• [Compiti da svolgere]:
a – Riproduci fedelmente la parte del testo sugli Enclosure Acts che comincia con le parole contenenti "Tra il XVII" e termina con "campagne nelle città.".
b – Riassumi in due frasi il testo sugli Enclosure Acts.
c – Continua il testo sugli Enclosure Acts a partire dall'ultima frase riportata.

• [Testo citato]:
########################################

Tra il XVII e XIX secolo l’Inghilterra promulgò gli Enclosure Acts con cui le terre per i pascoli del bestiame furono privatizzate (e recintate) per destinarle alla coltivazione intensiva. Fino allora quelle terre erano comuni e scarsamente utilizzate, non avendo proprietario se non in un senso puramente formale il sovrano; ma per questo accessibili gratuitamente a chiunque. I pastori, coltivatori, contadini, cacciatori inglesi che quindi fino a quel momento avevano utilizzato liberamente le terre comuni per la loro sussistenza, ne furono esclusi o limitati nell’accesso a seguito delle enclosures e dovettero trasferirsi con le loro famiglie dalle campagne nelle città.

########################################

• [Righe fornite]:
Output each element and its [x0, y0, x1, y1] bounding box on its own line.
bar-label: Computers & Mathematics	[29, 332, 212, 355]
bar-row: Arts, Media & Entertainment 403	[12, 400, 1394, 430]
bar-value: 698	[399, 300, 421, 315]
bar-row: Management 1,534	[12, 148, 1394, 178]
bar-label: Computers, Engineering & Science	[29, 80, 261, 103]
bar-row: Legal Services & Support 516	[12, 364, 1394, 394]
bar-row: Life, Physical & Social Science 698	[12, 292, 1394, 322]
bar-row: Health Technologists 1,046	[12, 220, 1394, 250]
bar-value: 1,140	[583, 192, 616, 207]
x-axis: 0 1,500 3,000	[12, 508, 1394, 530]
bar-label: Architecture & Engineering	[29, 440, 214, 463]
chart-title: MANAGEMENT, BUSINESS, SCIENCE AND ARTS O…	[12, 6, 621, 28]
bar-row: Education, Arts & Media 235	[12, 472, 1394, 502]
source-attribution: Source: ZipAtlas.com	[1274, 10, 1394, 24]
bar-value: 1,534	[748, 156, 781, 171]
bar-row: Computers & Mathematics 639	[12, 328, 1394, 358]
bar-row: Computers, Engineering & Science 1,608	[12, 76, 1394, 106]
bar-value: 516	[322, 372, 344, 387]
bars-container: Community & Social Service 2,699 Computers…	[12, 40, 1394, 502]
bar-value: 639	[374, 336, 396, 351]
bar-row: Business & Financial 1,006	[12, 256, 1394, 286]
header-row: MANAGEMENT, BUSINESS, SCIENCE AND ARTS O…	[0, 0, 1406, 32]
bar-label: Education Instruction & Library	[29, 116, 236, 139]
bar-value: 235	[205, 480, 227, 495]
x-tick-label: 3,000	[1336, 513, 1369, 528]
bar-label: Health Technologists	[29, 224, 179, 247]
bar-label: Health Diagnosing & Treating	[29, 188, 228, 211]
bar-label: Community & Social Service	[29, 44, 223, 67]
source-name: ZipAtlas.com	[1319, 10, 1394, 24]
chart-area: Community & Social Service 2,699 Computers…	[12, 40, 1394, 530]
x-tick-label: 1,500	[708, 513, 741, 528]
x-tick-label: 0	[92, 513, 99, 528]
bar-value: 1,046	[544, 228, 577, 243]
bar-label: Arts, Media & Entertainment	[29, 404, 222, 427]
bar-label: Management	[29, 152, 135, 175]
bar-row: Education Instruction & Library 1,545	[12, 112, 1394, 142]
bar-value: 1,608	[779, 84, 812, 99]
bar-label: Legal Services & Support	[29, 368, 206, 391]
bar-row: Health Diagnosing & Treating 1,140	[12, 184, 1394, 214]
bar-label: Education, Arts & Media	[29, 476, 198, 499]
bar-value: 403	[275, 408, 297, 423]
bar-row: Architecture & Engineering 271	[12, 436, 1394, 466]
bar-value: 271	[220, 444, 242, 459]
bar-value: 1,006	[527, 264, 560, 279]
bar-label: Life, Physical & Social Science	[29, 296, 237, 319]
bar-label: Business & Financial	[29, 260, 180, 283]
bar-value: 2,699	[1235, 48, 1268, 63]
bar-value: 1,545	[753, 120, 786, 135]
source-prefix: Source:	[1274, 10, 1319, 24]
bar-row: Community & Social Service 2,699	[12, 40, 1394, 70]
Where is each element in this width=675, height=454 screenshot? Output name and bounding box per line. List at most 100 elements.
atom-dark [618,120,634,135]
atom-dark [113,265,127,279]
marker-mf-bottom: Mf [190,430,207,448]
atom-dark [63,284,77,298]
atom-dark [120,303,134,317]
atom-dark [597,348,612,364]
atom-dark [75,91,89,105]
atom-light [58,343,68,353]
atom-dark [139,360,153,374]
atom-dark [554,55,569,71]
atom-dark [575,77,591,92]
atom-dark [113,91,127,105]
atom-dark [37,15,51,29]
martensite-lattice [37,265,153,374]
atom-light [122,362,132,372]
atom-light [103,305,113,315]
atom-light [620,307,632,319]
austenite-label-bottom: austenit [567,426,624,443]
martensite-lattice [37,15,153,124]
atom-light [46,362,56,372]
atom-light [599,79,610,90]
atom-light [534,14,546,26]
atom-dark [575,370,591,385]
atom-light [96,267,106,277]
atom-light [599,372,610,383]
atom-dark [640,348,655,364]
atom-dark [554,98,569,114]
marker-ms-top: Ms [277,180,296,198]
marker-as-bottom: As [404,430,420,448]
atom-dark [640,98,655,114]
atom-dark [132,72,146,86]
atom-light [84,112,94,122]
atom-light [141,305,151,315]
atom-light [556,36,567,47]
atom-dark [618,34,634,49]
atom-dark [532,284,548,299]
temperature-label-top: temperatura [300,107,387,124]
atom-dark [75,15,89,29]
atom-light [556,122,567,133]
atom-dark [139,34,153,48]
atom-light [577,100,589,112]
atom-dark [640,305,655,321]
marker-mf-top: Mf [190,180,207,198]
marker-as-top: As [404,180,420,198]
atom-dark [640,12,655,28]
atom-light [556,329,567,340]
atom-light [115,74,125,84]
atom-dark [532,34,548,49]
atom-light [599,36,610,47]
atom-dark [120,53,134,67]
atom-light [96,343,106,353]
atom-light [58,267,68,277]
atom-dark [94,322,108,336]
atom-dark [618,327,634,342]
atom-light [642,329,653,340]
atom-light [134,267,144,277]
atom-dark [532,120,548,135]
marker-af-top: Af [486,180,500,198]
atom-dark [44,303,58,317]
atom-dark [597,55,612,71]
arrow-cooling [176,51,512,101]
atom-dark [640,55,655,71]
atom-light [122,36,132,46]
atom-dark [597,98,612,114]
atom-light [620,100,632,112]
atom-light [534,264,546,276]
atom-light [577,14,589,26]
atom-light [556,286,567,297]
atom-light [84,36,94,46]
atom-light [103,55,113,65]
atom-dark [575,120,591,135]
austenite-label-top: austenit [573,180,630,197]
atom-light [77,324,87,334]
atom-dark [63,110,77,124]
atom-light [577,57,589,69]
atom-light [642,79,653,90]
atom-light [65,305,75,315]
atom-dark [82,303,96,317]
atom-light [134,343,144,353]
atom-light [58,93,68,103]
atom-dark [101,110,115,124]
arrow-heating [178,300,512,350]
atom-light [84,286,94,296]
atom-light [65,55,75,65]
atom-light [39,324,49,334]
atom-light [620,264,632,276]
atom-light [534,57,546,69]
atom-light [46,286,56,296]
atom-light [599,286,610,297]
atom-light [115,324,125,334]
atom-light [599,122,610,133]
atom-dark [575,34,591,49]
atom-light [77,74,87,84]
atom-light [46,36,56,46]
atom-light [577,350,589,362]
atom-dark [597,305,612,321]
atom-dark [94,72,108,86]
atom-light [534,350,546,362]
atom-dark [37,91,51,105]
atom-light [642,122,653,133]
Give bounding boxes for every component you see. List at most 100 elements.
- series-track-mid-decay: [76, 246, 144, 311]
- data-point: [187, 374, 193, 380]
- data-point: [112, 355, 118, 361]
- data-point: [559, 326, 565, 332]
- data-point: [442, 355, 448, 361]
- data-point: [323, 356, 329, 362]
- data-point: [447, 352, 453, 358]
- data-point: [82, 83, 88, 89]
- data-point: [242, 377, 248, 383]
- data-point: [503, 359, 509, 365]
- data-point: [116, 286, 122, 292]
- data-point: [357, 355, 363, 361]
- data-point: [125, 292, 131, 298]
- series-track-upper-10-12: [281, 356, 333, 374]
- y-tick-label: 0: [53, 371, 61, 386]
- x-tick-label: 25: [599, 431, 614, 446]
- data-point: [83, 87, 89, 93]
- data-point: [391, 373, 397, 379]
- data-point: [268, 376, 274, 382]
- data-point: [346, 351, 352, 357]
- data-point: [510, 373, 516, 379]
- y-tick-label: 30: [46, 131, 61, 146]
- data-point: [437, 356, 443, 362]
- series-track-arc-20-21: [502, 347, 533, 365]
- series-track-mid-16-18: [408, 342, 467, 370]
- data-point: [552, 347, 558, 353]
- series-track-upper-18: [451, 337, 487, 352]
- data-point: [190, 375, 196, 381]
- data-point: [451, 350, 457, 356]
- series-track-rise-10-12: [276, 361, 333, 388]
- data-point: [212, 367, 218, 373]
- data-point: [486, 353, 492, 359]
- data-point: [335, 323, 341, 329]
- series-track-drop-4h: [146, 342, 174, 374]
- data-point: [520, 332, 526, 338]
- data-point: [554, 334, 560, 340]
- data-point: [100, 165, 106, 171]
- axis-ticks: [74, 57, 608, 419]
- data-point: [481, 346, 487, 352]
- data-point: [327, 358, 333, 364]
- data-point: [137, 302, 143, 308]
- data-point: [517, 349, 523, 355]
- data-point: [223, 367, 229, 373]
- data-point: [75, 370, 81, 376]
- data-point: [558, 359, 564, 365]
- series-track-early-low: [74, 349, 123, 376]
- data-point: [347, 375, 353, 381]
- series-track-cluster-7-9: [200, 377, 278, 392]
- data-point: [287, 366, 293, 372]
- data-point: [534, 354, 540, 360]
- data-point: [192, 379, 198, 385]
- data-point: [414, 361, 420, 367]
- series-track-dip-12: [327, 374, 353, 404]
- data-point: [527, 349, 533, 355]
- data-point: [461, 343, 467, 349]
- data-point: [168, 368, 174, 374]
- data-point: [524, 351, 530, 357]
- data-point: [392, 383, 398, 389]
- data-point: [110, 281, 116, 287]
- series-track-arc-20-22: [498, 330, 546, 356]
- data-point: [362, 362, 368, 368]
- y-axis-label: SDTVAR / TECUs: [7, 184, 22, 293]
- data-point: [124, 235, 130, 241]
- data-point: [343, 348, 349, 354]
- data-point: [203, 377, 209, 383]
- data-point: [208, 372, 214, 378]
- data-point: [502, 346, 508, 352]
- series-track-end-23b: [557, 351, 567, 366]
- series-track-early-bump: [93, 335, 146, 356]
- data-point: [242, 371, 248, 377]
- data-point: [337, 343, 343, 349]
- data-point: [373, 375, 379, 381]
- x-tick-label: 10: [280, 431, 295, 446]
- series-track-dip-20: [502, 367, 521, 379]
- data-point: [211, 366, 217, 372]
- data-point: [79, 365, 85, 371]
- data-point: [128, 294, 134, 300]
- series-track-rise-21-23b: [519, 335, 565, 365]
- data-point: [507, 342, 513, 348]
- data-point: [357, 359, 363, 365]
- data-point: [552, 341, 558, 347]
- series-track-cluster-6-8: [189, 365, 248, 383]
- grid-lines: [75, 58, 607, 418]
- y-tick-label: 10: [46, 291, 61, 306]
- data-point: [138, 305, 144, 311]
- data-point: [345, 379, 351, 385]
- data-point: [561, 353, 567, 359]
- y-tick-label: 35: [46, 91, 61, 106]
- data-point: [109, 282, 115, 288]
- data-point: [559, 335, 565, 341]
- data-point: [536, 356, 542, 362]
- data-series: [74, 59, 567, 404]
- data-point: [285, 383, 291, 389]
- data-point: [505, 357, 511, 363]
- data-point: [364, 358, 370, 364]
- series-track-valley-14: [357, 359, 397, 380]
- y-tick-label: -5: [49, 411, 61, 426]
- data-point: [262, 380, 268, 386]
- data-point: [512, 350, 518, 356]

########################################

• [Risposte per compito]:
a –
Tra il XVII e XIX secolo l’Inghilterra promulgò gli Enclosure Acts con cui le terre per i pascoli del bestiame furono privatizzate (e recintate) per destinarle alla coltivazione intensiva. Fino allora quelle terre erano comuni e scarsamente utilizzate, non avendo proprietario se non in un senso puramente formale il sovrano; ma per questo accessibili gratuitamente a chiunque. I pastori, coltivatori, contadini, cacciatori inglesi che quindi fino a quel momento avevano utilizzato liberamente le terre comuni per la loro sussistenza, ne furono esclusi o limitati nell’accesso a seguito delle enclosures e dovettero trasferirsi con le loro famiglie dalle campagne nelle città.

b – Tra il XVII e il XIX secolo l'Inghilterra promulgò gli Enclosure Acts, con cui le terre da pascolo furono privatizzate e recintate per destinarle alla coltivazione intensiva. Quelle terre, fino ad allora comuni e accessibili gratuitamente a chiunque, furono precluse o limitate a pastori, coltivatori, contadini e cacciatori, che dovettero trasferirsi con le famiglie dalle campagne nelle città.

c –
Questa Grande Trasformazione, come la definì il socio-economista Karl Polanyi, determinò che mano d’opera a basso costo si concentrasse in luoghi come le città, precondizione per sfruttare al meglio la macchina a vapore di Watt e dare l’incipit alla rivoluzione industriale inglese. Negli stessi anni circa, un processo simile (con la promulgazione dell’Homestead Act) si verificò negli Usa a discapito degli indigeni americani. 



La privatizzazione delle terre ha avuto il pregio di permettere un uso più intenso delle risorse e quindi favorire lo sviluppo economico dell’Occidente, al costo, però, di condizioni socio-igieniche indegne per gran parte della popolazione di lavoratori, e che solo dopo molti decenni (o secoli) hanno trovato una soluzione (almeno parziale) con la definizione di un diritto del lavoro e di un welfare state.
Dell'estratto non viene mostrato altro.